DIRECTIONS =>
(a) In the stock commentary, what forward earnings multiple does JEF trade at?
(b) From the stock commentary, copy out everything from "Mercury General: MCY" down to "bad at all.".

GIVEN PASSAGE =>
━━━━━━━━━━

Mercury General: MCY writes risk classifications for automobile insurance. We view MCY as a turnaround story given a tough last few years. In December 2011, the company implemented a change in its personal auto rating plan in California (its biggest market) and changed its business mix, resulting in a 16% y-o-y bump in new California personal auto business, which reflects better pricing and cost trends in the CA personal auto market. That type of growth number is not bad at all.
Further good news came from the cost side of the business. If MCY is able to continue to tightly control expenses, the combined ratio should improve and yield more profitable underwriting results. MCY’s expense ratio improved 26.8% y-o-y, and management has noted that it expects a long-term 27% expense ratio. Effective expense management and the company's ~5.4% dividend yield are bright spots, but we remain wary of a decline in future rate increases and continued adverse reserve development (last quarter was MCY's seventh straight quarter of adverse development). In our opinion the risk-reward skew is in the investor’s favor, but only slightly so.
Sears: SHLD is a troubling stock, namely because you need to factor in all of the corporate restructuring activities led by Eddie Lampert. Ostensibly, quarterly earnings indicated impressive improvements, but dig a little deeper and you’ll note that the performance was driven by favorable weather and store closings. The weather helped the apparel and home improvement sales, though non-apparel comps were still negative, and margins were up due to store clearouts, which we point out is non-recurring. Since we identify these two items as the main source of the quarter’s outperformance, we think that sustaining this will be a challenge moving forward.
That being said, we think that when looking at SHLD the focus should be on cash flow and asset value as opposed to quarter to quarter operating performance. The company is selling assets—SHLD’s partial Canada spinoff occurred last quarter and a liquidity event for the Lands’ End brand seems on the horizon. However, in spite of these sales/spinoffs, we believe that cash flow will stay negative in the next couple of years. The question for investors is whether or not they believe that the fundamental asset values (i.e., liquidation value) warrants a higher stock price. We are not of that opinion.
Jefferies: JEF has been aggressively expanding the company. Last quarter, JEF acquired Hoare Govett, the U.K. corporate brokerage house, and bulked up its Bache platform. Management has its eyes on Europe for near-term expansion opportunities as new regulatory schemes in the US (e.g., Dodd-Frank) have propelled banks to turn their efforts toward home markets.
JEF has made significant strides in gaining market share in new product groups. Fixed income trading saw a nice rebound with increased customer order flow and favorable spreads. Importantly, leverage has been managed effectively, down from 9.9x in FY 2011 to 9.5x. We note that JEF’s average total assets were 22% higher q-o-q; we think that it is reasonable to assume that management will continue to be aggressive in acquiring companies. At 13.5x forward earnings, JEF already trades at a premium to bulge bracket competitors like Goldman Sachs (consensus estimates of 9.5x) and Morgan Stanley (consensus estimates of 8.6x). Therefore, we think upside potential is limited.
Wells Fargo: We took away many positives from the quarterly results. For one, WFC is in a position to make strategic asset acquisitions. It acquired between $5 to $6 billion in loans in Q1 and the latter half of last year. WFC boats high liquidity and a strong balance sheet (credit metrics include an improving FICO score mix and the loan to value (LTV) mix), leaving it with what we think is ample capacity to buy more loans.

━━━━━━━━━━

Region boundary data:
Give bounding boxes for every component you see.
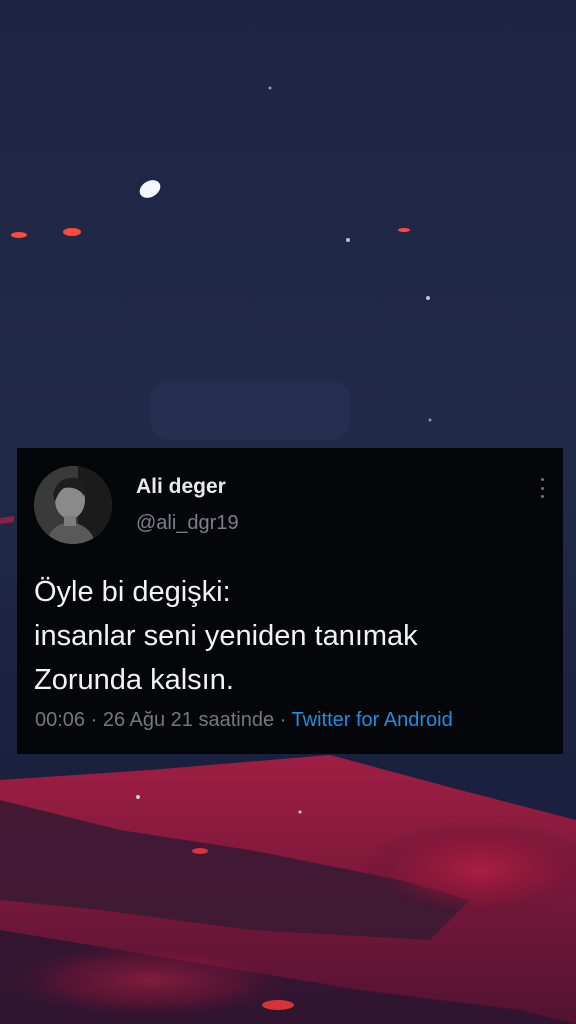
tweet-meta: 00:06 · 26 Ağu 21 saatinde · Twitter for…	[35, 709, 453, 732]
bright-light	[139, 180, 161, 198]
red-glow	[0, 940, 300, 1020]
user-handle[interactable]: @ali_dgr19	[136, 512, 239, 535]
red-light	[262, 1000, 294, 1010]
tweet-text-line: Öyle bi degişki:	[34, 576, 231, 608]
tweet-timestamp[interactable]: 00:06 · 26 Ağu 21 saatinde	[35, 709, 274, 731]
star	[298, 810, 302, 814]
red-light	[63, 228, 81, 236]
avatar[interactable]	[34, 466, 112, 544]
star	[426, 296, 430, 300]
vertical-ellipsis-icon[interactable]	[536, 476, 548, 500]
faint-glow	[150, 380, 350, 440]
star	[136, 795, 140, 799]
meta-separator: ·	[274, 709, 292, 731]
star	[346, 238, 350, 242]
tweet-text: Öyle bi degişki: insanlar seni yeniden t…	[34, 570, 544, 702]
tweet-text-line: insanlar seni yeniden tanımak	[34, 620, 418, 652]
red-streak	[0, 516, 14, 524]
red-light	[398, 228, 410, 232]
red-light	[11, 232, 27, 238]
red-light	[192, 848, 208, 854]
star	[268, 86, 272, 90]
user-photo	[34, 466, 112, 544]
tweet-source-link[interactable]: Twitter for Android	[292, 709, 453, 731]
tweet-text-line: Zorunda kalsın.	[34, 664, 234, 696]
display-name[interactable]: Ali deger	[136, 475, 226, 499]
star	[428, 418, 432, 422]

━━━━━━━━━━

ANSWERS FOR THE EXERCISE =>
(a) JEF trades at 13.5x forward earnings.

(b)
Mercury General: MCY writes risk classifications for automobile insurance. We view MCY as a turnaround story given a tough last few years. In December 2011, the company implemented a change in its personal auto rating plan in California (its biggest market) and changed its business mix, resulting in a 16% y-o-y bump in new California personal auto business, which reflects better pricing and cost trends in the CA personal auto market. That type of growth number is not bad at all.